→ **What is required**: Each entry needs to be restated exactly as written.

↓

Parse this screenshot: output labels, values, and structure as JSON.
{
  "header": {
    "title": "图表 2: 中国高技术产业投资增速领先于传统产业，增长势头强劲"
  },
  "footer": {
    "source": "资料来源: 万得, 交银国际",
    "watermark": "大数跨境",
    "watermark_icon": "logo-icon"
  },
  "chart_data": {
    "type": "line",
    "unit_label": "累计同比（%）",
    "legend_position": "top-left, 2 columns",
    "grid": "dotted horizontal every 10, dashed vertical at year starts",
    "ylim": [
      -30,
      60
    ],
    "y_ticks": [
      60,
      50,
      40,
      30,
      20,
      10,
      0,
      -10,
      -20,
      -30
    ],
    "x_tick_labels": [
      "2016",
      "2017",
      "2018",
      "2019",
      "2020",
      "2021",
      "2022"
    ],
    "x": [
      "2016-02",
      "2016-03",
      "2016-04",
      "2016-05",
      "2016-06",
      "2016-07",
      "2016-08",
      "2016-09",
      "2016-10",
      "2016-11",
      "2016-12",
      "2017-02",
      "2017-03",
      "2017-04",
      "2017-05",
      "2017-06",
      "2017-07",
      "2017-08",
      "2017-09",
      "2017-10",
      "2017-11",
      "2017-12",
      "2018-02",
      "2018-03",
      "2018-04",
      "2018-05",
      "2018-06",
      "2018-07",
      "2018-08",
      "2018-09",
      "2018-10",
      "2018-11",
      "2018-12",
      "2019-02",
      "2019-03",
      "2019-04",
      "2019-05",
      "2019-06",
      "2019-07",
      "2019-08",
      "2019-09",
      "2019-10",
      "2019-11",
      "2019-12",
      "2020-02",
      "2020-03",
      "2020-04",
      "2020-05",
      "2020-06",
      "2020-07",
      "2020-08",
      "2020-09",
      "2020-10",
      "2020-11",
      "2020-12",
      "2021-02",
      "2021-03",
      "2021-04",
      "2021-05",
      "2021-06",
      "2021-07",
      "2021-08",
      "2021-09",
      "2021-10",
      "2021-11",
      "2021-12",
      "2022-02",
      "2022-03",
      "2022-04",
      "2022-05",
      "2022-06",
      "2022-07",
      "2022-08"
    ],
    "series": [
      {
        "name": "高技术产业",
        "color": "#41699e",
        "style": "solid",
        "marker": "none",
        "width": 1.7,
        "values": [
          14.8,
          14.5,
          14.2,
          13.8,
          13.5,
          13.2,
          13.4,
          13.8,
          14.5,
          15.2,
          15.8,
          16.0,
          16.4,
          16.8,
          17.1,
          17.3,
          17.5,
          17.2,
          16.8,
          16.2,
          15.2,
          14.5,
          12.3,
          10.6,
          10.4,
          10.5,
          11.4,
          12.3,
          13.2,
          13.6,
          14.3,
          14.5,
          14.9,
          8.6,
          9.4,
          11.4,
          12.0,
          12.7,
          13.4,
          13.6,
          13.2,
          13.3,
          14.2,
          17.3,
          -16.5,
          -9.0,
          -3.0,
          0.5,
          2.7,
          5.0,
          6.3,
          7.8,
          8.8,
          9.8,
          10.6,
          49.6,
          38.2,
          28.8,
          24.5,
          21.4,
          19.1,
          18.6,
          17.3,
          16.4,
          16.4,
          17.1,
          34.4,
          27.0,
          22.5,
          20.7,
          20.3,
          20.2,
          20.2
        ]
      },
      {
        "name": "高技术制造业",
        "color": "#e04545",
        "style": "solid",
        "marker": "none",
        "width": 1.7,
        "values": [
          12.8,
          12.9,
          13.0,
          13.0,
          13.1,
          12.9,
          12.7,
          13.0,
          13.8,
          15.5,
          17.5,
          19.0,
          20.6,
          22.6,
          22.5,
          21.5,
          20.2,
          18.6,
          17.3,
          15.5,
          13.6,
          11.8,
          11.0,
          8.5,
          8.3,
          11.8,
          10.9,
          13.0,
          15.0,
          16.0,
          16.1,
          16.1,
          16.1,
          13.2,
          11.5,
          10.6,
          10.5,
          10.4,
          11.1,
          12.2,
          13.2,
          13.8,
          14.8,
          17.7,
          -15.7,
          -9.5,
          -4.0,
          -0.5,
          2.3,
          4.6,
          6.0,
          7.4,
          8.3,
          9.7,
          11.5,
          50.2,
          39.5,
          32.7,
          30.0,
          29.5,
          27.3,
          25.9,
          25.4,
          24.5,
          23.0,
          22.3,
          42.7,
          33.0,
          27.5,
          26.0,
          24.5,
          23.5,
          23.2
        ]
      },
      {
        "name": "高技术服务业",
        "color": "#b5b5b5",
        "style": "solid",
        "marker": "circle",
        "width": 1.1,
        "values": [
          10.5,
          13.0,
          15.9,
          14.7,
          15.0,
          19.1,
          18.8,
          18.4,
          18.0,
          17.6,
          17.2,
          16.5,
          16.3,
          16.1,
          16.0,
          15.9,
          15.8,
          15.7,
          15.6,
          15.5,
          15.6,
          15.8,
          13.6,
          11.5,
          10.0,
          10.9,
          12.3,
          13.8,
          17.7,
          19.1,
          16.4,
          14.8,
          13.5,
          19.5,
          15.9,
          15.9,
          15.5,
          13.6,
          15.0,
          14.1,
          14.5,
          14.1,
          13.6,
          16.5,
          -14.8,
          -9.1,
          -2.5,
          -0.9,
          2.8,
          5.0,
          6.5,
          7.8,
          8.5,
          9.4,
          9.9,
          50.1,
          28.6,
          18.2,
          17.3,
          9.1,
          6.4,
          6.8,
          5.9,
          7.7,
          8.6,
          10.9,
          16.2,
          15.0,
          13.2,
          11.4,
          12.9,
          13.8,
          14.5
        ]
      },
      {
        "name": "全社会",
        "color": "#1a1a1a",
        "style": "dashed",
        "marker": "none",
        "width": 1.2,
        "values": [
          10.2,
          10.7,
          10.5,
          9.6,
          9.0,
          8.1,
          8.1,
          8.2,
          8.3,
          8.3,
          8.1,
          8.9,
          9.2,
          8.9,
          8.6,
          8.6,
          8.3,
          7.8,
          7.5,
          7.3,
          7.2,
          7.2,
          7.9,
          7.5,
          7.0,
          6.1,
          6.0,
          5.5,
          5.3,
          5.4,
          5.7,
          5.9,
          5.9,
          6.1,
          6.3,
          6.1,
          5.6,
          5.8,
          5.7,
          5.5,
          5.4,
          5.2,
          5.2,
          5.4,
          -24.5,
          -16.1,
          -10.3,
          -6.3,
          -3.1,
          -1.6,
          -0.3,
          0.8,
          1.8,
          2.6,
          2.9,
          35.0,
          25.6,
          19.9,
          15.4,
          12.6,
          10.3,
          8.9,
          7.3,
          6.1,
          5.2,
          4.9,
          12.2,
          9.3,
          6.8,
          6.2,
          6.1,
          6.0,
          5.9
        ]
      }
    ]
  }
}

↑

→ **Complete output**:
Parse this screenshot: output labels, values, and structure as JSON.
{
  "header": {
    "title": "图表 2: 中国高技术产业投资增速领先于传统产业，增长势头强劲"
  },
  "footer": {
    "source": "资料来源: 万得, 交银国际",
    "watermark": "大数跨境",
    "watermark_icon": "logo-icon"
  },
  "chart_data": {
    "type": "line",
    "unit_label": "累计同比（%）",
    "legend_position": "top-left, 2 columns",
    "grid": "dotted horizontal every 10, dashed vertical at year starts",
    "ylim": [
      -30,
      60
    ],
    "y_ticks": [
      60,
      50,
      40,
      30,
      20,
      10,
      0,
      -10,
      -20,
      -30
    ],
    "x_tick_labels": [
      "2016",
      "2017",
      "2018",
      "2019",
      "2020",
      "2021",
      "2022"
    ],
    "x": [
      "2016-02",
      "2016-03",
      "2016-04",
      "2016-05",
      "2016-06",
      "2016-07",
      "2016-08",
      "2016-09",
      "2016-10",
      "2016-11",
      "2016-12",
      "2017-02",
      "2017-03",
      "2017-04",
      "2017-05",
      "2017-06",
      "2017-07",
      "2017-08",
      "2017-09",
      "2017-10",
      "2017-11",
      "2017-12",
      "2018-02",
      "2018-03",
      "2018-04",
      "2018-05",
      "2018-06",
      "2018-07",
      "2018-08",
      "2018-09",
      "2018-10",
      "2018-11",
      "2018-12",
      "2019-02",
      "2019-03",
      "2019-04",
      "2019-05",
      "2019-06",
      "2019-07",
      "2019-08",
      "2019-09",
      "2019-10",
      "2019-11",
      "2019-12",
      "2020-02",
      "2020-03",
      "2020-04",
      "2020-05",
      "2020-06",
      "2020-07",
      "2020-08",
      "2020-09",
      "2020-10",
      "2020-11",
      "2020-12",
      "2021-02",
      "2021-03",
      "2021-04",
      "2021-05",
      "2021-06",
      "2021-07",
      "2021-08",
      "2021-09",
      "2021-10",
      "2021-11",
      "2021-12",
      "2022-02",
      "2022-03",
      "2022-04",
      "2022-05",
      "2022-06",
      "2022-07",
      "2022-08"
    ],
    "series": [
      {
        "name": "高技术产业",
        "color": "#41699e",
        "style": "solid",
        "marker": "none",
        "width": 1.7,
        "values": [
          14.8,
          14.5,
          14.2,
          13.8,
          13.5,
          13.2,
          13.4,
          13.8,
          14.5,
          15.2,
          15.8,
          16.0,
          16.4,
          16.8,
          17.1,
          17.3,
          17.5,
          17.2,
          16.8,
          16.2,
          15.2,
          14.5,
          12.3,
          10.6,
          10.4,
          10.5,
          11.4,
          12.3,
          13.2,
          13.6,
          14.3,
          14.5,
          14.9,
          8.6,
          9.4,
          11.4,
          12.0,
          12.7,
          13.4,
          13.6,
          13.2,
          13.3,
          14.2,
          17.3,
          -16.5,
          -9.0,
          -3.0,
          0.5,
          2.7,
          5.0,
          6.3,
          7.8,
          8.8,
          9.8,
          10.6,
          49.6,
          38.2,
          28.8,
          24.5,
          21.4,
          19.1,
          18.6,
          17.3,
          16.4,
          16.4,
          17.1,
          34.4,
          27.0,
          22.5,
          20.7,
          20.3,
          20.2,
          20.2
        ]
      },
      {
        "name": "高技术制造业",
        "color": "#e04545",
        "style": "solid",
        "marker": "none",
        "width": 1.7,
        "values": [
          12.8,
          12.9,
          13.0,
          13.0,
          13.1,
          12.9,
          12.7,
          13.0,
          13.8,
          15.5,
          17.5,
          19.0,
          20.6,
          22.6,
          22.5,
          21.5,
          20.2,
          18.6,
          17.3,
          15.5,
          13.6,
          11.8,
          11.0,
          8.5,
          8.3,
          11.8,
          10.9,
          13.0,
          15.0,
          16.0,
          16.1,
          16.1,
          16.1,
          13.2,
          11.5,
          10.6,
          10.5,
          10.4,
          11.1,
          12.2,
          13.2,
          13.8,
          14.8,
          17.7,
          -15.7,
          -9.5,
          -4.0,
          -0.5,
          2.3,
          4.6,
          6.0,
          7.4,
          8.3,
          9.7,
          11.5,
          50.2,
          39.5,
          32.7,
          30.0,
          29.5,
          27.3,
          25.9,
          25.4,
          24.5,
          23.0,
          22.3,
          42.7,
          33.0,
          27.5,
          26.0,
          24.5,
          23.5,
          23.2
        ]
      },
      {
        "name": "高技术服务业",
        "color": "#b5b5b5",
        "style": "solid",
        "marker": "circle",
        "width": 1.1,
        "values": [
          10.5,
          13.0,
          15.9,
          14.7,
          15.0,
          19.1,
          18.8,
          18.4,
          18.0,
          17.6,
          17.2,
          16.5,
          16.3,
          16.1,
          16.0,
          15.9,
          15.8,
          15.7,
          15.6,
          15.5,
          15.6,
          15.8,
          13.6,
          11.5,
          10.0,
          10.9,
          12.3,
          13.8,
          17.7,
          19.1,
          16.4,
          14.8,
          13.5,
          19.5,
          15.9,
          15.9,
          15.5,
          13.6,
          15.0,
          14.1,
          14.5,
          14.1,
          13.6,
          16.5,
          -14.8,
          -9.1,
          -2.5,
          -0.9,
          2.8,
          5.0,
          6.5,
          7.8,
          8.5,
          9.4,
          9.9,
          50.1,
          28.6,
          18.2,
          17.3,
          9.1,
          6.4,
          6.8,
          5.9,
          7.7,
          8.6,
          10.9,
          16.2,
          15.0,
          13.2,
          11.4,
          12.9,
          13.8,
          14.5
        ]
      },
      {
        "name": "全社会",
        "color": "#1a1a1a",
        "style": "dashed",
        "marker": "none",
        "width": 1.2,
        "values": [
          10.2,
          10.7,
          10.5,
          9.6,
          9.0,
          8.1,
          8.1,
          8.2,
          8.3,
          8.3,
          8.1,
          8.9,
          9.2,
          8.9,
          8.6,
          8.6,
          8.3,
          7.8,
          7.5,
          7.3,
          7.2,
          7.2,
          7.9,
          7.5,
          7.0,
          6.1,
          6.0,
          5.5,
          5.3,
          5.4,
          5.7,
          5.9,
          5.9,
          6.1,
          6.3,
          6.1,
          5.6,
          5.8,
          5.7,
          5.5,
          5.4,
          5.2,
          5.2,
          5.4,
          -24.5,
          -16.1,
          -10.3,
          -6.3,
          -3.1,
          -1.6,
          -0.3,
          0.8,
          1.8,
          2.6,
          2.9,
          35.0,
          25.6,
          19.9,
          15.4,
          12.6,
          10.3,
          8.9,
          7.3,
          6.1,
          5.2,
          4.9,
          12.2,
          9.3,
          6.8,
          6.2,
          6.1,
          6.0,
          5.9
        ]
      }
    ]
  }
}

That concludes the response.